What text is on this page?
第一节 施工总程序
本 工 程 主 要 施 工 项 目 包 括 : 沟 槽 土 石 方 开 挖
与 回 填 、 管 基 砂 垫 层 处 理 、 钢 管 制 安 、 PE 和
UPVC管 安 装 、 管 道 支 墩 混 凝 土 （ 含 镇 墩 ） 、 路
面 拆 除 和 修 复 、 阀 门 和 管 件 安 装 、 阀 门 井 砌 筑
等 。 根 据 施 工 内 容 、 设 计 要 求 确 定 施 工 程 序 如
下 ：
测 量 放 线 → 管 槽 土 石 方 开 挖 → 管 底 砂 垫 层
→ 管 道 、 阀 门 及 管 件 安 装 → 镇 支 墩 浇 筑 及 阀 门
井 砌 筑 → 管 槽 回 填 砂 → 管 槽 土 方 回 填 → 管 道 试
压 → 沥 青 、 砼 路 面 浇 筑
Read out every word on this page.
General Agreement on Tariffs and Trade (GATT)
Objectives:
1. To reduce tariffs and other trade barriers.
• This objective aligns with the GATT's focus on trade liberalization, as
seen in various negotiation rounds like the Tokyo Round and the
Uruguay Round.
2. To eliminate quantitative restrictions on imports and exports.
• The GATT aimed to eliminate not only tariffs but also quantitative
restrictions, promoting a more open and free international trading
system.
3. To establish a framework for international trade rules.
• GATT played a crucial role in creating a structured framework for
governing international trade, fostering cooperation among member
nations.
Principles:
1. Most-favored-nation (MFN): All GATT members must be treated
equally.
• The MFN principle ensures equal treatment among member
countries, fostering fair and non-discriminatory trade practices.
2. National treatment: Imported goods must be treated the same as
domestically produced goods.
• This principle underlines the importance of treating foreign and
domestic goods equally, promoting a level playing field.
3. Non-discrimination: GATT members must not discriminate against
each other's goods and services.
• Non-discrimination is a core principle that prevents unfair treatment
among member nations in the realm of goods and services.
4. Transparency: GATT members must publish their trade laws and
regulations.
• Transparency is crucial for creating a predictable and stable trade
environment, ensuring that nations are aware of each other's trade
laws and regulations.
※
Copy each line of the listing in which the word "Round" can be found.

seen in various negotiation rounds like the Tokyo Round and the
Uruguay Round.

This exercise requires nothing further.